Print the following lines with no changes of any kind, covering all the items.
··· EXTRACTED DATA
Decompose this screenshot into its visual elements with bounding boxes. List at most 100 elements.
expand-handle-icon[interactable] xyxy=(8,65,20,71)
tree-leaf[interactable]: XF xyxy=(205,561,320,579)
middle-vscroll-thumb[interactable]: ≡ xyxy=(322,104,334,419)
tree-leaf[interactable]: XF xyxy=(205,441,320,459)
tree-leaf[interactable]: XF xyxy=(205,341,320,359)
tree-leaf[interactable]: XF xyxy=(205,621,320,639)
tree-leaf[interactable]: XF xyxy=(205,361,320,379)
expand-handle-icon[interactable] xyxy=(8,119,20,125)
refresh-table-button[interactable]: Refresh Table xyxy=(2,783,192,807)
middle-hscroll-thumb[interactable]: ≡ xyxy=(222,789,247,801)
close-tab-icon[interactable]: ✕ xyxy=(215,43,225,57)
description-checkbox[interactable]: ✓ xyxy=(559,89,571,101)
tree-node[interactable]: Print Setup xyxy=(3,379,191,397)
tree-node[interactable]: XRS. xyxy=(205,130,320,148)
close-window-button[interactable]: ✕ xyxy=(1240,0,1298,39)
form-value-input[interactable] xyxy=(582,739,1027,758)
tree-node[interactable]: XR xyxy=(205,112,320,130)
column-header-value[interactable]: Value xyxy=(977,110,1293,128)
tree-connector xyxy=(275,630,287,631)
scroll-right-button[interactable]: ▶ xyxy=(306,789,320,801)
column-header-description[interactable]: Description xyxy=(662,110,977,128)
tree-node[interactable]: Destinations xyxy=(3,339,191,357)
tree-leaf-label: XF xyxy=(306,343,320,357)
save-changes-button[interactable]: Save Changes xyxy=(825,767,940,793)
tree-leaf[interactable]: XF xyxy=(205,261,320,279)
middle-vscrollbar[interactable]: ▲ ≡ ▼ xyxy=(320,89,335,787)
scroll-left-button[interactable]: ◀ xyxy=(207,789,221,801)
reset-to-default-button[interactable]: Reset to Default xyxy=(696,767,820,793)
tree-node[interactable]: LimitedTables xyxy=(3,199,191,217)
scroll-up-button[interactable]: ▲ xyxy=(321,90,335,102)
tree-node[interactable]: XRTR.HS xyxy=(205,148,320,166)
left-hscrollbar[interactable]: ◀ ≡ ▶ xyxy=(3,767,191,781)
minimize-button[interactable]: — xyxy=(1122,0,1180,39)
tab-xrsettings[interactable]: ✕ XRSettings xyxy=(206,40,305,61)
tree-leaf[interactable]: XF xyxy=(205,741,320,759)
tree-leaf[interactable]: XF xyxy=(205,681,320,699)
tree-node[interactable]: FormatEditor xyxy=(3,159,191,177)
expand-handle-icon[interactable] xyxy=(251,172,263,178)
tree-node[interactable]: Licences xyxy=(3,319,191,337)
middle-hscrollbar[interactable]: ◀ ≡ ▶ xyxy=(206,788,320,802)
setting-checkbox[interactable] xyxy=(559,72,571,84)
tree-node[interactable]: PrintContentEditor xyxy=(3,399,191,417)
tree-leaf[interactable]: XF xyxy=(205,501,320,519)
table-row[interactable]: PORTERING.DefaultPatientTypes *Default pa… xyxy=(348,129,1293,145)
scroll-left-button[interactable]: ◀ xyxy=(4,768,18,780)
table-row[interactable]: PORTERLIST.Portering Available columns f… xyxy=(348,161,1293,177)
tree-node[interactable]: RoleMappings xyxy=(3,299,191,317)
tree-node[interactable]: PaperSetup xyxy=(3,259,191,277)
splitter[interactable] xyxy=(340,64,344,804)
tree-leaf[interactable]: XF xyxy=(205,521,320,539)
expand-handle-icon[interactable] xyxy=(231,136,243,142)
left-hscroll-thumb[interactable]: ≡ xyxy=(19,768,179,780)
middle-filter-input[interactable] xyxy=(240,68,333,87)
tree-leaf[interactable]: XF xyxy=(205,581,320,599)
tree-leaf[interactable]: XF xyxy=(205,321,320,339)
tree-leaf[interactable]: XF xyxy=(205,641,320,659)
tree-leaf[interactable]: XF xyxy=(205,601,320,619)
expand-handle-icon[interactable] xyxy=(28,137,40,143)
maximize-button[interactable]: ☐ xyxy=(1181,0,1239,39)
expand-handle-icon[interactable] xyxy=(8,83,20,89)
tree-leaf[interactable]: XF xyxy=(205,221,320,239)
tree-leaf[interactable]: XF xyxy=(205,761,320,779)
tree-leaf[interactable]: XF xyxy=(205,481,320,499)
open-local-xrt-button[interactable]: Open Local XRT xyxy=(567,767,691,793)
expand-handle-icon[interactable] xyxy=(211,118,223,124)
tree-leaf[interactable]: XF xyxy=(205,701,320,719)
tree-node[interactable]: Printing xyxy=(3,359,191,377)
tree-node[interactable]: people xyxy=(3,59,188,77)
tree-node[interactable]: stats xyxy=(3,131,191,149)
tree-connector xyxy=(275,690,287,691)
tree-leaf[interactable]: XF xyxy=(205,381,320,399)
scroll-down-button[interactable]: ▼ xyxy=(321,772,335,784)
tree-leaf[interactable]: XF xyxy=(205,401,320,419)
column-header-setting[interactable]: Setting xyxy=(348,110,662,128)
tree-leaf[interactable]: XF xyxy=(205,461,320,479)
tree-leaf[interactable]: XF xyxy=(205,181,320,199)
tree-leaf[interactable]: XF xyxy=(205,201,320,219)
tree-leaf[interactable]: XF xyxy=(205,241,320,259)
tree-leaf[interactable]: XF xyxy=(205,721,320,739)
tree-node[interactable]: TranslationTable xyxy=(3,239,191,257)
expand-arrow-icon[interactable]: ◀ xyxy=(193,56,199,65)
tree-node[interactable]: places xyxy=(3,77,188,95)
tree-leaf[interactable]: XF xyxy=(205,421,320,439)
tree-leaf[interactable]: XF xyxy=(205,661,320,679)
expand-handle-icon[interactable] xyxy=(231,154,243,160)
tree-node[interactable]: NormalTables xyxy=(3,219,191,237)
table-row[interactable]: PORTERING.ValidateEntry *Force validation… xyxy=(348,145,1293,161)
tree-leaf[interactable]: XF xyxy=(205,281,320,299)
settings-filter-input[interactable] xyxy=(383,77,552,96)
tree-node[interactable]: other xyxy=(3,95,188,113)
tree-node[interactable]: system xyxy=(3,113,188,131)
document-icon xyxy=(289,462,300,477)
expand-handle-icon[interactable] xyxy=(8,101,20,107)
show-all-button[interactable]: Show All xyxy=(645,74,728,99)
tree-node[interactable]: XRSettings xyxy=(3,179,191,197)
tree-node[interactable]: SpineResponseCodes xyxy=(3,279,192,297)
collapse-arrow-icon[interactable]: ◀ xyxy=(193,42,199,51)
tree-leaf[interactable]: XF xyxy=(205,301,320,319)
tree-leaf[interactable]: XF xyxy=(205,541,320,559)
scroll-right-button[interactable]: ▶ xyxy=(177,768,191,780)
······
_TASK OUTPUT_
Decompose this screenshot into its visual elements with bounding boxes. List at most 100 elements.
expand-handle-icon[interactable] xyxy=(8,65,20,71)
tree-leaf[interactable]: XF xyxy=(205,561,320,579)
middle-vscroll-thumb[interactable]: ≡ xyxy=(322,104,334,419)
tree-leaf[interactable]: XF xyxy=(205,441,320,459)
tree-leaf[interactable]: XF xyxy=(205,341,320,359)
tree-leaf[interactable]: XF xyxy=(205,621,320,639)
tree-leaf[interactable]: XF xyxy=(205,361,320,379)
expand-handle-icon[interactable] xyxy=(8,119,20,125)
refresh-table-button[interactable]: Refresh Table xyxy=(2,783,192,807)
middle-hscroll-thumb[interactable]: ≡ xyxy=(222,789,247,801)
close-tab-icon[interactable]: ✕ xyxy=(215,43,225,57)
description-checkbox[interactable]: ✓ xyxy=(559,89,571,101)
tree-node[interactable]: Print Setup xyxy=(3,379,191,397)
tree-node[interactable]: XRS. xyxy=(205,130,320,148)
close-window-button[interactable]: ✕ xyxy=(1240,0,1298,39)
form-value-input[interactable] xyxy=(582,739,1027,758)
tree-node[interactable]: XR xyxy=(205,112,320,130)
column-header-value[interactable]: Value xyxy=(977,110,1293,128)
tree-connector xyxy=(275,630,287,631)
scroll-right-button[interactable]: ▶ xyxy=(306,789,320,801)
column-header-description[interactable]: Description xyxy=(662,110,977,128)
tree-node[interactable]: Destinations xyxy=(3,339,191,357)
tree-leaf-label: XF xyxy=(306,343,320,357)
save-changes-button[interactable]: Save Changes xyxy=(825,767,940,793)
tree-leaf[interactable]: XF xyxy=(205,261,320,279)
middle-vscrollbar[interactable]: ▲ ≡ ▼ xyxy=(320,89,335,787)
scroll-left-button[interactable]: ◀ xyxy=(207,789,221,801)
reset-to-default-button[interactable]: Reset to Default xyxy=(696,767,820,793)
tree-node[interactable]: LimitedTables xyxy=(3,199,191,217)
scroll-up-button[interactable]: ▲ xyxy=(321,90,335,102)
tree-node[interactable]: XRTR.HS xyxy=(205,148,320,166)
left-hscrollbar[interactable]: ◀ ≡ ▶ xyxy=(3,767,191,781)
minimize-button[interactable]: — xyxy=(1122,0,1180,39)
tab-xrsettings[interactable]: ✕ XRSettings xyxy=(206,40,305,61)
tree-leaf[interactable]: XF xyxy=(205,741,320,759)
tree-leaf[interactable]: XF xyxy=(205,681,320,699)
tree-node[interactable]: FormatEditor xyxy=(3,159,191,177)
expand-handle-icon[interactable] xyxy=(251,172,263,178)
tree-node[interactable]: Licences xyxy=(3,319,191,337)
middle-hscrollbar[interactable]: ◀ ≡ ▶ xyxy=(206,788,320,802)
setting-checkbox[interactable] xyxy=(559,72,571,84)
tree-node[interactable]: PrintContentEditor xyxy=(3,399,191,417)
tree-leaf[interactable]: XF xyxy=(205,501,320,519)
table-row[interactable]: PORTERING.DefaultPatientTypes *Default pa… xyxy=(348,129,1293,145)
scroll-left-button[interactable]: ◀ xyxy=(4,768,18,780)
table-row[interactable]: PORTERLIST.Portering Available columns f… xyxy=(348,161,1293,177)
tree-node[interactable]: RoleMappings xyxy=(3,299,191,317)
tree-node[interactable]: PaperSetup xyxy=(3,259,191,277)
splitter[interactable] xyxy=(340,64,344,804)
tree-leaf[interactable]: XF xyxy=(205,521,320,539)
expand-handle-icon[interactable] xyxy=(231,136,243,142)
left-hscroll-thumb[interactable]: ≡ xyxy=(19,768,179,780)
middle-filter-input[interactable] xyxy=(240,68,333,87)
tree-leaf[interactable]: XF xyxy=(205,581,320,599)
tree-leaf[interactable]: XF xyxy=(205,321,320,339)
tree-leaf[interactable]: XF xyxy=(205,641,320,659)
tree-leaf[interactable]: XF xyxy=(205,601,320,619)
expand-handle-icon[interactable] xyxy=(28,137,40,143)
maximize-button[interactable]: ☐ xyxy=(1181,0,1239,39)
expand-handle-icon[interactable] xyxy=(8,83,20,89)
tree-leaf[interactable]: XF xyxy=(205,221,320,239)
tree-leaf[interactable]: XF xyxy=(205,761,320,779)
tree-leaf[interactable]: XF xyxy=(205,481,320,499)
open-local-xrt-button[interactable]: Open Local XRT xyxy=(567,767,691,793)
expand-handle-icon[interactable] xyxy=(211,118,223,124)
tree-leaf[interactable]: XF xyxy=(205,701,320,719)
tree-node[interactable]: Printing xyxy=(3,359,191,377)
tree-node[interactable]: people xyxy=(3,59,188,77)
tree-node[interactable]: stats xyxy=(3,131,191,149)
tree-connector xyxy=(275,690,287,691)
tree-leaf[interactable]: XF xyxy=(205,381,320,399)
scroll-down-button[interactable]: ▼ xyxy=(321,772,335,784)
tree-leaf[interactable]: XF xyxy=(205,401,320,419)
column-header-setting[interactable]: Setting xyxy=(348,110,662,128)
tree-leaf[interactable]: XF xyxy=(205,461,320,479)
tree-leaf[interactable]: XF xyxy=(205,181,320,199)
tree-leaf[interactable]: XF xyxy=(205,201,320,219)
tree-leaf[interactable]: XF xyxy=(205,241,320,259)
tree-leaf[interactable]: XF xyxy=(205,721,320,739)
tree-node[interactable]: TranslationTable xyxy=(3,239,191,257)
expand-arrow-icon[interactable]: ◀ xyxy=(193,56,199,65)
tree-node[interactable]: places xyxy=(3,77,188,95)
tree-leaf[interactable]: XF xyxy=(205,421,320,439)
tree-leaf[interactable]: XF xyxy=(205,661,320,679)
expand-handle-icon[interactable] xyxy=(231,154,243,160)
tree-node[interactable]: NormalTables xyxy=(3,219,191,237)
table-row[interactable]: PORTERING.ValidateEntry *Force validation… xyxy=(348,145,1293,161)
tree-leaf[interactable]: XF xyxy=(205,281,320,299)
settings-filter-input[interactable] xyxy=(383,77,552,96)
tree-node[interactable]: other xyxy=(3,95,188,113)
tree-node[interactable]: system xyxy=(3,113,188,131)
document-icon xyxy=(289,462,300,477)
expand-handle-icon[interactable] xyxy=(8,101,20,107)
show-all-button[interactable]: Show All xyxy=(645,74,728,99)
tree-node[interactable]: XRSettings xyxy=(3,179,191,197)
tree-node[interactable]: SpineResponseCodes xyxy=(3,279,192,297)
collapse-arrow-icon[interactable]: ◀ xyxy=(193,42,199,51)
tree-leaf[interactable]: XF xyxy=(205,301,320,319)
tree-leaf[interactable]: XF xyxy=(205,541,320,559)
scroll-right-button[interactable]: ▶ xyxy=(177,768,191,780)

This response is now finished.